** START OF Records for the task **

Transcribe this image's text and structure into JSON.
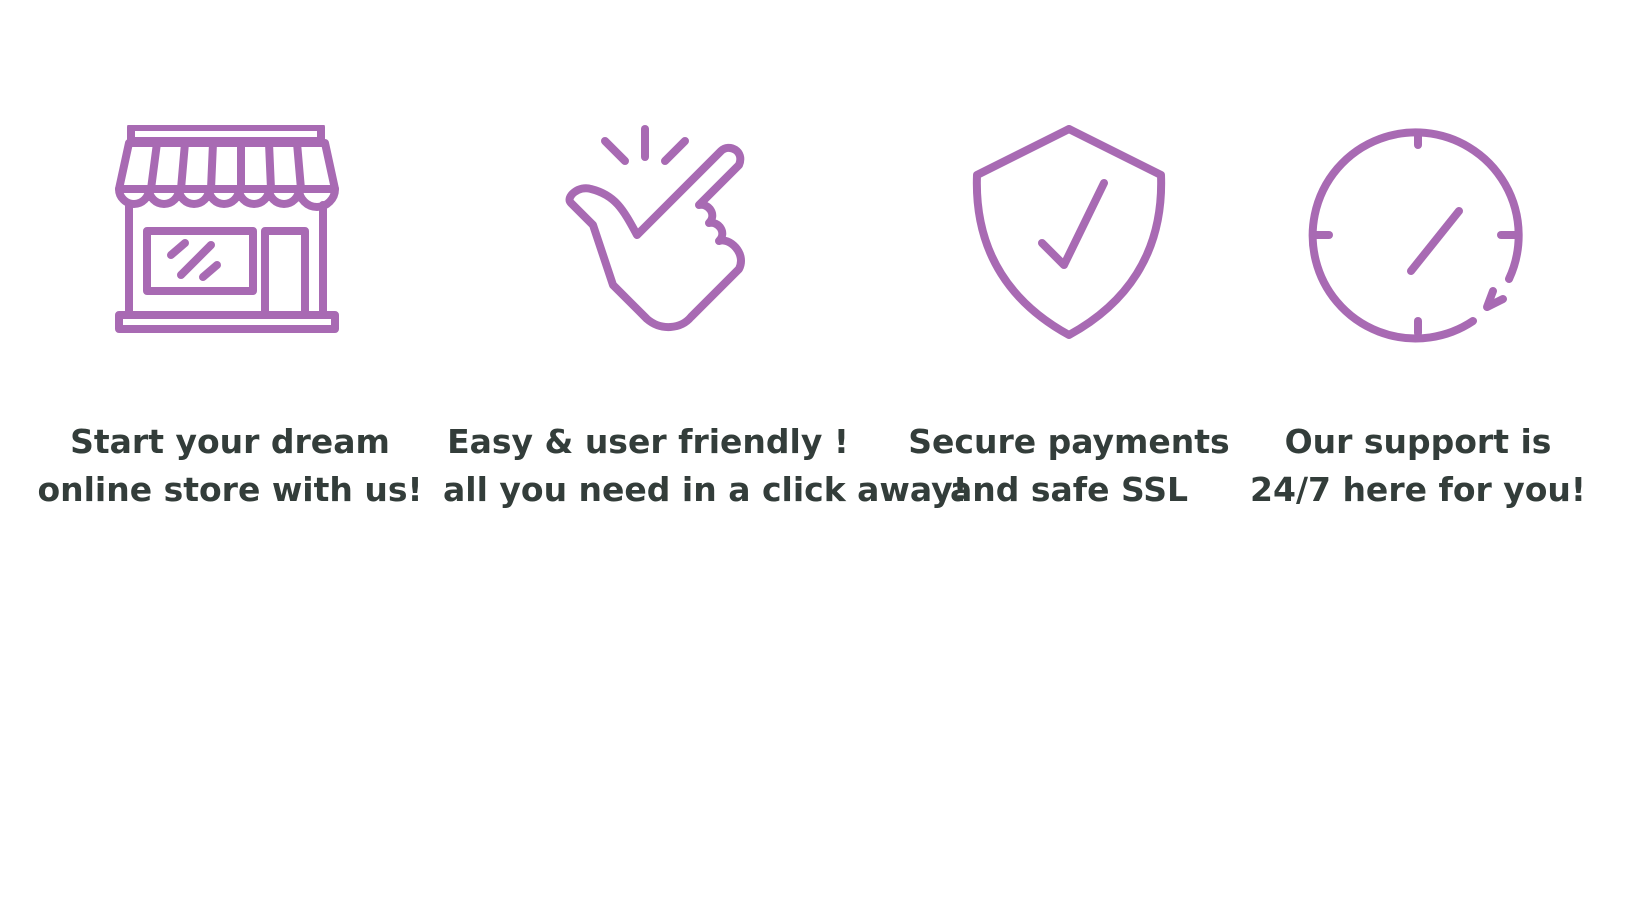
{
  "theme": {
    "icon_color": "#a86ab3",
    "text_color": "#333d3a"
  },
  "features": [
    {
      "icon": "storefront-icon",
      "line1": "Start your dream",
      "line2": "online store with us!"
    },
    {
      "icon": "finger-snap-icon",
      "line1": "Easy & user friendly !",
      "line2": "all you need in a click away!"
    },
    {
      "icon": "shield-check-icon",
      "line1": "Secure payments",
      "line2": "and safe SSL"
    },
    {
      "icon": "clock-24-7-icon",
      "line1": "Our support is",
      "line2": "24/7 here for you!"
    }
  ]
}
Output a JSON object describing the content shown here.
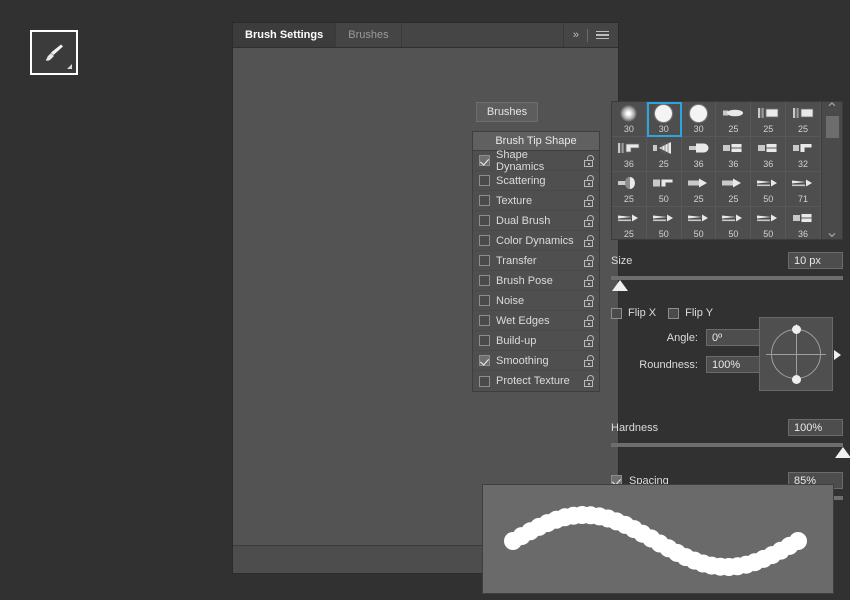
{
  "app": {
    "background_color": "#313131",
    "panel_color": "#535353",
    "accent_color": "#2ea5e0"
  },
  "toolbar": {
    "tool_icon": "brush-tool-icon",
    "tool_name": "Brush Tool"
  },
  "panel": {
    "tabs": [
      {
        "label": "Brush Settings",
        "active": true
      },
      {
        "label": "Brushes",
        "active": false
      }
    ],
    "header_icons": [
      {
        "name": "collapse-chevrons-icon",
        "glyph": "»"
      },
      {
        "name": "panel-menu-icon",
        "glyph": "menu"
      }
    ],
    "brushes_button": {
      "label": "Brushes"
    }
  },
  "options": {
    "header": "Brush Tip Shape",
    "items": [
      {
        "label": "Shape Dynamics",
        "checked": true,
        "locked": false
      },
      {
        "label": "Scattering",
        "checked": false,
        "locked": false
      },
      {
        "label": "Texture",
        "checked": false,
        "locked": false
      },
      {
        "label": "Dual Brush",
        "checked": false,
        "locked": false
      },
      {
        "label": "Color Dynamics",
        "checked": false,
        "locked": false
      },
      {
        "label": "Transfer",
        "checked": false,
        "locked": false
      },
      {
        "label": "Brush Pose",
        "checked": false,
        "locked": false
      },
      {
        "label": "Noise",
        "checked": false,
        "locked": false
      },
      {
        "label": "Wet Edges",
        "checked": false,
        "locked": false
      },
      {
        "label": "Build-up",
        "checked": false,
        "locked": false
      },
      {
        "label": "Smoothing",
        "checked": true,
        "locked": false
      },
      {
        "label": "Protect Texture",
        "checked": false,
        "locked": false
      }
    ]
  },
  "brush_grid": {
    "selected_index": 1,
    "scroll_up_glyph": "⌃",
    "scroll_down_glyph": "⌄",
    "presets": [
      {
        "size": "30",
        "shape": "soft-round"
      },
      {
        "size": "30",
        "shape": "hard-round"
      },
      {
        "size": "30",
        "shape": "hard-round"
      },
      {
        "size": "25",
        "shape": "flat-tip"
      },
      {
        "size": "25",
        "shape": "bristle-flat"
      },
      {
        "size": "25",
        "shape": "bristle-flat"
      },
      {
        "size": "36",
        "shape": "bristle-angle"
      },
      {
        "size": "25",
        "shape": "bristle-fan"
      },
      {
        "size": "36",
        "shape": "round-point"
      },
      {
        "size": "36",
        "shape": "flat-block"
      },
      {
        "size": "36",
        "shape": "flat-block"
      },
      {
        "size": "32",
        "shape": "angle-block"
      },
      {
        "size": "25",
        "shape": "round-blunt"
      },
      {
        "size": "50",
        "shape": "flat-angle"
      },
      {
        "size": "25",
        "shape": "flat-arrow"
      },
      {
        "size": "25",
        "shape": "flat-arrow"
      },
      {
        "size": "50",
        "shape": "pencil-thin"
      },
      {
        "size": "71",
        "shape": "pencil-thin"
      },
      {
        "size": "25",
        "shape": "pencil-thin"
      },
      {
        "size": "50",
        "shape": "pencil-thin"
      },
      {
        "size": "50",
        "shape": "pencil-thin"
      },
      {
        "size": "50",
        "shape": "pencil-thin"
      },
      {
        "size": "50",
        "shape": "pencil-thin"
      },
      {
        "size": "36",
        "shape": "flat-block"
      }
    ]
  },
  "controls": {
    "size": {
      "label": "Size",
      "value": "10 px",
      "slider_percent": 4
    },
    "flip_x": {
      "label": "Flip X",
      "checked": false
    },
    "flip_y": {
      "label": "Flip Y",
      "checked": false
    },
    "angle": {
      "label": "Angle:",
      "value": "0º"
    },
    "roundness": {
      "label": "Roundness:",
      "value": "100%"
    },
    "hardness": {
      "label": "Hardness",
      "value": "100%",
      "slider_percent": 100
    },
    "spacing": {
      "label": "Spacing",
      "value": "85%",
      "checked": true,
      "slider_percent": 41
    }
  },
  "preview": {
    "name": "brush-stroke-preview",
    "stroke_color": "#ffffff",
    "background_color": "#6a6a6a"
  },
  "footer": {
    "icons": [
      {
        "name": "live-tip-brush-icon"
      },
      {
        "name": "new-brush-icon"
      }
    ]
  }
}
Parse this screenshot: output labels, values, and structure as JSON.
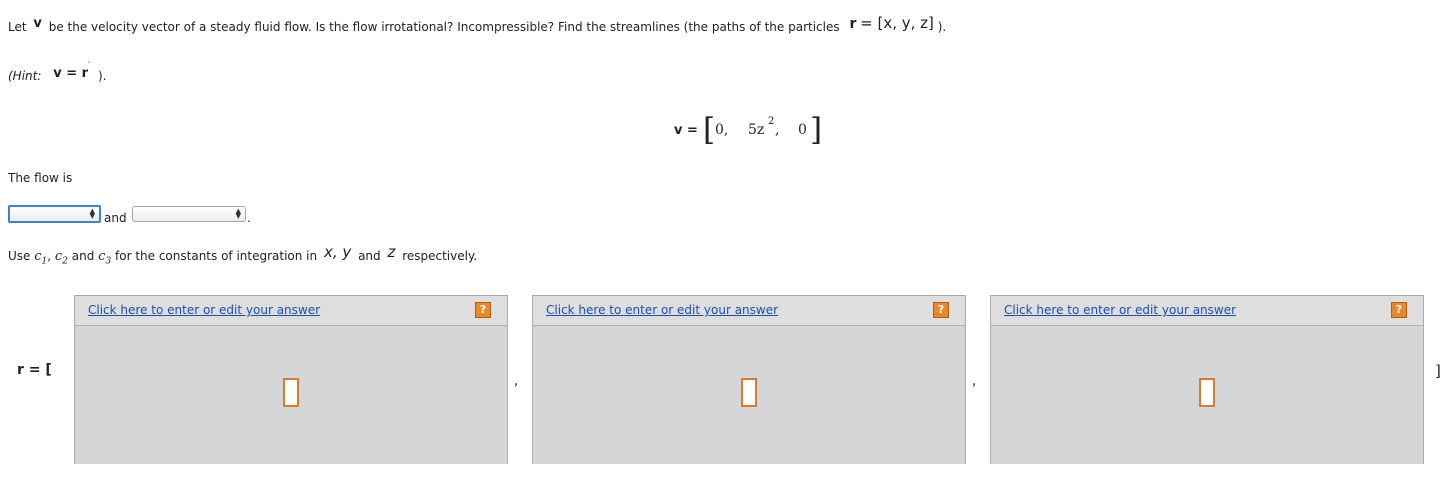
{
  "question": {
    "line1_let": "Let",
    "line1_v": "v",
    "line1_text": "be the velocity vector of a steady fluid flow. Is the flow irrotational? Incompressible? Find the streamlines (the paths of the particles",
    "line1_r": "r",
    "line1_eq": "= [x, y, z]",
    "line1_end": ").",
    "hint_open": "(Hint:",
    "hint_formula": "v = r",
    "hint_prime": "′",
    "hint_close": ")."
  },
  "equation": {
    "lhs": "v =",
    "entries": [
      "0,",
      "5z",
      "2",
      ",",
      "0"
    ]
  },
  "flow": {
    "label": "The flow is",
    "select1_value": "",
    "and_text": "and",
    "select2_value": "",
    "period": "."
  },
  "instructions": {
    "use": "Use",
    "c": "c",
    "sub1": "1",
    "sub2": "2",
    "sub3": "3",
    "comma": ",",
    "and1": "and",
    "for_text": "for the constants of integration in",
    "xy": "x, y",
    "and2": "and",
    "z": "z",
    "respectively": "respectively."
  },
  "result": {
    "lhs": "r = [",
    "sep": ",",
    "close": "]"
  },
  "answers": [
    {
      "link": "Click here to enter or edit your answer",
      "help": "?"
    },
    {
      "link": "Click here to enter or edit your answer",
      "help": "?"
    },
    {
      "link": "Click here to enter or edit your answer",
      "help": "?"
    }
  ],
  "colors": {
    "link": "#1a4fb3",
    "help_button": "#e8892a",
    "answer_box_border": "#e07a2a",
    "focus_border": "#3b82d6",
    "panel_bg": "#d4d6d8"
  }
}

** END OF Records for the task **

Copy each line of the listing that holds the word "flow".

    "line1_text": "be the velocity vector of a steady fluid flow. Is the flow irrotational? Incompressible? Find the streamlines (the paths of the particles",
  "flow": {
    "label": "The flow is",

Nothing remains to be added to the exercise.